What you have to do:
Go through the listing and return every line with "Percent" in it.

Figure record listings:
>> Start

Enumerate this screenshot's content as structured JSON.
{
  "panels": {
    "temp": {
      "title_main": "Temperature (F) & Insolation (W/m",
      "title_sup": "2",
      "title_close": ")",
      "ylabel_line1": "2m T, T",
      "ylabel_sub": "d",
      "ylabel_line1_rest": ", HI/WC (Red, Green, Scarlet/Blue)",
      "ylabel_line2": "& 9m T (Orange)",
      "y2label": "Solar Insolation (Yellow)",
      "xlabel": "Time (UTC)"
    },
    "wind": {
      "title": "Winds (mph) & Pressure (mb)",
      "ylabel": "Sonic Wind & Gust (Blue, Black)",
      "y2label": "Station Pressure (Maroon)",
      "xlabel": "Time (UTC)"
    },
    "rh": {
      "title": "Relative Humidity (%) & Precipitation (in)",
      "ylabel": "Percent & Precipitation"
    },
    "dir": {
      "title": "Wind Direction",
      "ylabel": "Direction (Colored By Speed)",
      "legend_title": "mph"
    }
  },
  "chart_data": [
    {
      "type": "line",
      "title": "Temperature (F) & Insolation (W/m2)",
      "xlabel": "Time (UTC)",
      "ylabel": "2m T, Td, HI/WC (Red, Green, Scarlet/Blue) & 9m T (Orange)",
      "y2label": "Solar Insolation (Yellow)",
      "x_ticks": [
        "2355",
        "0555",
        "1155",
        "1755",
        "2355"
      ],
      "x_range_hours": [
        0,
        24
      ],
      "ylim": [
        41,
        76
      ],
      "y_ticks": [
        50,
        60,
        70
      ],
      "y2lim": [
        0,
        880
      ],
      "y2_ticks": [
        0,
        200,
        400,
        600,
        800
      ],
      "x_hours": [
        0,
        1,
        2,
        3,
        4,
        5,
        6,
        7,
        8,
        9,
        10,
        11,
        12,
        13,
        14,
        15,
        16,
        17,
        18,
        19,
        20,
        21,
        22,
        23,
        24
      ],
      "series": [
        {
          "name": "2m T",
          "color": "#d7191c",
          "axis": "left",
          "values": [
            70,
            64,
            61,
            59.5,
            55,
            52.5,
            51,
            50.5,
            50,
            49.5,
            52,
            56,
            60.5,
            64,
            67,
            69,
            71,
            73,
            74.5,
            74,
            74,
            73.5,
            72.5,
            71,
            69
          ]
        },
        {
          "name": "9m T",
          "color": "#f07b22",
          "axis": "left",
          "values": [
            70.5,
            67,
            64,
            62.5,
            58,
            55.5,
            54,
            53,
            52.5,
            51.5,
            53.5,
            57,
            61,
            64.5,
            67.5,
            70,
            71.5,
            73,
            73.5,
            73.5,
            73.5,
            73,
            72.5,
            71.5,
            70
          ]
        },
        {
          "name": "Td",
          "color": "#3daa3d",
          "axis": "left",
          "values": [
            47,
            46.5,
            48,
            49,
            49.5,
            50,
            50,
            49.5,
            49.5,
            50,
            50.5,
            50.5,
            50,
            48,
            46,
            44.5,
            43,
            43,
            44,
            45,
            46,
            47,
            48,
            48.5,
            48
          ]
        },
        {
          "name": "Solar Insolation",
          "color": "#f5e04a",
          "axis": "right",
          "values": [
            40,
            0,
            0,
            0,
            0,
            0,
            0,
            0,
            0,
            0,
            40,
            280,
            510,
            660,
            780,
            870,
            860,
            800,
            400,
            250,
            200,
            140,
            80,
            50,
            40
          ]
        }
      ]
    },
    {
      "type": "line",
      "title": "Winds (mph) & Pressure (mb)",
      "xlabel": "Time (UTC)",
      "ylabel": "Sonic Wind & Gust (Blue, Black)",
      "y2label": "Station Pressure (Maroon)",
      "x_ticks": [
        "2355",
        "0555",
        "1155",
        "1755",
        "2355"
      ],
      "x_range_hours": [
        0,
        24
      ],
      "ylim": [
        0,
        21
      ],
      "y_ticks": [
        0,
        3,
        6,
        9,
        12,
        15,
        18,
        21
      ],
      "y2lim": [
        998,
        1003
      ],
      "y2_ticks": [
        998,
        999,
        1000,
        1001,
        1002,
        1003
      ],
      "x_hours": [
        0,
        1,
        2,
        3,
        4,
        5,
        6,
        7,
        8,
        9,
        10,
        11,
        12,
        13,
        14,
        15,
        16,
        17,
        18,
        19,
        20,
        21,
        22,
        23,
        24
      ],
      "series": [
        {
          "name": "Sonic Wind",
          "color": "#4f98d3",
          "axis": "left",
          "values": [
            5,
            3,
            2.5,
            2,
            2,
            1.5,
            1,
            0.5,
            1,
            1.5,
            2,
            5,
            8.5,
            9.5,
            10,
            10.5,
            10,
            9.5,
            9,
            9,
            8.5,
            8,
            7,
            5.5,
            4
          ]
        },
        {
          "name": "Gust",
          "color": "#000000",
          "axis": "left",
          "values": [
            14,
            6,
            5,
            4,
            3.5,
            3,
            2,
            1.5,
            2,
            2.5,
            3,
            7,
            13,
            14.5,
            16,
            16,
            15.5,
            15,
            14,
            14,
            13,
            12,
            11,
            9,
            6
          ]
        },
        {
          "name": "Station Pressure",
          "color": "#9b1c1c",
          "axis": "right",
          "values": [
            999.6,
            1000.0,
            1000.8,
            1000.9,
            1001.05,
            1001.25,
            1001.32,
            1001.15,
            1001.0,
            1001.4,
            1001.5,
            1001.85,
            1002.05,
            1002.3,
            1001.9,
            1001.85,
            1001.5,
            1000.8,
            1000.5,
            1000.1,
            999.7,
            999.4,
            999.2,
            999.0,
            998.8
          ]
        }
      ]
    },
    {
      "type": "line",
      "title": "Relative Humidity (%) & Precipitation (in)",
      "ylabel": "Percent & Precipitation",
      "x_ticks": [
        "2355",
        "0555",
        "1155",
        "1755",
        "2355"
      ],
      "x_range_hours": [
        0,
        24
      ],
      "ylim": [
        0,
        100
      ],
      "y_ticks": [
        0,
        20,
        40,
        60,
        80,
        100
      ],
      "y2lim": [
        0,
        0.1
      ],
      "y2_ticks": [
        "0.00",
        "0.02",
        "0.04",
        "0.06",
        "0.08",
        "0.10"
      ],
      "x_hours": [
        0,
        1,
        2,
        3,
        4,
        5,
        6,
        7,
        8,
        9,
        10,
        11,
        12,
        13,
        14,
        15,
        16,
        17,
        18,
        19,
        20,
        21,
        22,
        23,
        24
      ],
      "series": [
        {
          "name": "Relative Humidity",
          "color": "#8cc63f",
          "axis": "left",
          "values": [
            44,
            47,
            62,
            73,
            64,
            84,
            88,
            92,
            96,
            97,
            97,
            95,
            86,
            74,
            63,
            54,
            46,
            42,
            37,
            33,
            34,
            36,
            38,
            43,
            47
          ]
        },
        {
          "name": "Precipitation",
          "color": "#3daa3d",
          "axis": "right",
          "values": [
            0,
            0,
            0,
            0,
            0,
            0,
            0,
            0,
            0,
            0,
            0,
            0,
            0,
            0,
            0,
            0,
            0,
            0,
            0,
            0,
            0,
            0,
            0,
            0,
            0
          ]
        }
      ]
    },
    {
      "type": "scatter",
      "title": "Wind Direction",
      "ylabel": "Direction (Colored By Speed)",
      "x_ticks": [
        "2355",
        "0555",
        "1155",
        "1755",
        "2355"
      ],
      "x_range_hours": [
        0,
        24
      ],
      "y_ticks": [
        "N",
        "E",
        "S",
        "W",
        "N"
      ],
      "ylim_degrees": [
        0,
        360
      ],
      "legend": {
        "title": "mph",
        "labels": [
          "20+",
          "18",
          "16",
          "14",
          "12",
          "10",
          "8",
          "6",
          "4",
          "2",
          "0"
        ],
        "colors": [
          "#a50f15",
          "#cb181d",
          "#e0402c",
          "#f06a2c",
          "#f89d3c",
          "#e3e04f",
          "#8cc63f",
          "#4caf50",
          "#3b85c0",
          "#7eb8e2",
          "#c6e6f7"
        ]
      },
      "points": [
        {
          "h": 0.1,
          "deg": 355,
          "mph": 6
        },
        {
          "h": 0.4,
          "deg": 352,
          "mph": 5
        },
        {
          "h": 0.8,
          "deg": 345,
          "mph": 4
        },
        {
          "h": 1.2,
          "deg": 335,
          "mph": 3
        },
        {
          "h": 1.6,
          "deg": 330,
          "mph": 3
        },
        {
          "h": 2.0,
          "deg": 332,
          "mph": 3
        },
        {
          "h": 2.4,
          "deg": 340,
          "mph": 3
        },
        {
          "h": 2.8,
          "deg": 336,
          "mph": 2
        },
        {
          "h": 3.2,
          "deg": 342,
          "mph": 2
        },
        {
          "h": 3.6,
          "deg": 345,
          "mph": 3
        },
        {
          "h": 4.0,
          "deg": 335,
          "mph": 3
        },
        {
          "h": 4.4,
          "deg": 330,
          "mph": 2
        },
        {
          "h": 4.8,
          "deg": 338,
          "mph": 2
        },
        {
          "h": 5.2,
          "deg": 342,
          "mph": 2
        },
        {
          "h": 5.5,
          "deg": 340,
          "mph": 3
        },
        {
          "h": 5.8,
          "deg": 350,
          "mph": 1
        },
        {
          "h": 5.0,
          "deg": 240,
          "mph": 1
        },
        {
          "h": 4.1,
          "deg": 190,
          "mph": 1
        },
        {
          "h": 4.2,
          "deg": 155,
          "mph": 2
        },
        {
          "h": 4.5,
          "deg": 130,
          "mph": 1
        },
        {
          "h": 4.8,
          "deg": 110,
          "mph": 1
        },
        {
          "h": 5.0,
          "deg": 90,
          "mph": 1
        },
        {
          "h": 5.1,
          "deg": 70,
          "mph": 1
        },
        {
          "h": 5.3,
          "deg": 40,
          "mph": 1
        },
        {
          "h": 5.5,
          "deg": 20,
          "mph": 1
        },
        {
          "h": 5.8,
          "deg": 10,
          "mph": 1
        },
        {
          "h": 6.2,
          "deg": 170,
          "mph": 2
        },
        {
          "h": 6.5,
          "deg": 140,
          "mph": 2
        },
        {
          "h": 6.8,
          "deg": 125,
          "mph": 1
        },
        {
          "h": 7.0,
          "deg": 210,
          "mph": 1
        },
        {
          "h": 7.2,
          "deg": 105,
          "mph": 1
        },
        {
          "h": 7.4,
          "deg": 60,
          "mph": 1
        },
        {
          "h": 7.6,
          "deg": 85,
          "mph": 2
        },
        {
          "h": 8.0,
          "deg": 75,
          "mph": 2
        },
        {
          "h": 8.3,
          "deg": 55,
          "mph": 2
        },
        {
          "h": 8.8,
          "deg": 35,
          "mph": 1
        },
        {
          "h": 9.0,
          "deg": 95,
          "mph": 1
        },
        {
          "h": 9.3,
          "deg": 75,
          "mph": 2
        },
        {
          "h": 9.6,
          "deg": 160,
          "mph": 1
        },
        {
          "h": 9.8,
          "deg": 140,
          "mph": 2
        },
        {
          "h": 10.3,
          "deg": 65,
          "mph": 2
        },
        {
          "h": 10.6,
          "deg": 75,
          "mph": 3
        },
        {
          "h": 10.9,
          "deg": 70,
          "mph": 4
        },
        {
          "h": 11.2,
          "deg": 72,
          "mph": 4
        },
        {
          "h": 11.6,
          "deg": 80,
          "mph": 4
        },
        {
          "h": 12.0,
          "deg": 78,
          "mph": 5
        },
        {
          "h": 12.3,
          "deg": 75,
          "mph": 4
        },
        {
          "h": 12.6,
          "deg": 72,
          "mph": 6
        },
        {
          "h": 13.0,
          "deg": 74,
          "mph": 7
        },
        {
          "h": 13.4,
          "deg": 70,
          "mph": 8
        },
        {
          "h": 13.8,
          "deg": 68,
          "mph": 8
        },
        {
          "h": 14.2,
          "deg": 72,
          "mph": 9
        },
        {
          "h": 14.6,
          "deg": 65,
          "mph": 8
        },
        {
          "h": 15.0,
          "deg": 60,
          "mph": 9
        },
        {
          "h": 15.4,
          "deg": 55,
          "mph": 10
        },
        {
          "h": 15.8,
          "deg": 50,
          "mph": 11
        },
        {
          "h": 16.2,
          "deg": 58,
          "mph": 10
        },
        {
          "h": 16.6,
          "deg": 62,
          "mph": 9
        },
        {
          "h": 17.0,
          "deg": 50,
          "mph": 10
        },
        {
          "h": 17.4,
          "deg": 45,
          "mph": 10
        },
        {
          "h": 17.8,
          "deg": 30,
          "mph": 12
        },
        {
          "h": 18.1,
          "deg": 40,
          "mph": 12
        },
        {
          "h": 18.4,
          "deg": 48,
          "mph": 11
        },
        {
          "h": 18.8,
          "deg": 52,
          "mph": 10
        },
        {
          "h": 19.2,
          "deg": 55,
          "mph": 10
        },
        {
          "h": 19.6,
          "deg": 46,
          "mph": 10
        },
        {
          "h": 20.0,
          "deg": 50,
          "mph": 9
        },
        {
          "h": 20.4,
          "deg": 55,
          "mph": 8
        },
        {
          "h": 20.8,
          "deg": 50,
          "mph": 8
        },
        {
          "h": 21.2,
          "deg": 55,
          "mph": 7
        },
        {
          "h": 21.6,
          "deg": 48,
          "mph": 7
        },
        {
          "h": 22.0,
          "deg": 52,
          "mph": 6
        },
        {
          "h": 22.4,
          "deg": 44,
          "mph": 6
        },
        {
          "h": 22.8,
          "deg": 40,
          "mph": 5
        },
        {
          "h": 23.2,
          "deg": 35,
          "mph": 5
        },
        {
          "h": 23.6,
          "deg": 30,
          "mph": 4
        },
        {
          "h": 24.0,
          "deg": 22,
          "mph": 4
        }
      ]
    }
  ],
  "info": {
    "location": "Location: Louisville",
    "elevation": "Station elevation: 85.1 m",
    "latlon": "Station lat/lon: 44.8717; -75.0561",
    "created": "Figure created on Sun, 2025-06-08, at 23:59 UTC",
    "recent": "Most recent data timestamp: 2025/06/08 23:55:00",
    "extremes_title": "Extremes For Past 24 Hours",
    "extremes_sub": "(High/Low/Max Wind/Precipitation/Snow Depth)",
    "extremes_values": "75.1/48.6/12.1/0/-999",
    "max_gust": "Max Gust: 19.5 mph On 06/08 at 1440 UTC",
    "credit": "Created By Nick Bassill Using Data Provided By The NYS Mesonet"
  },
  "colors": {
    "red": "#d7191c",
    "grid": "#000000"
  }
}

>> End

The result:
      "ylabel": "Percent & Precipitation"
      "ylabel": "Percent & Precipitation",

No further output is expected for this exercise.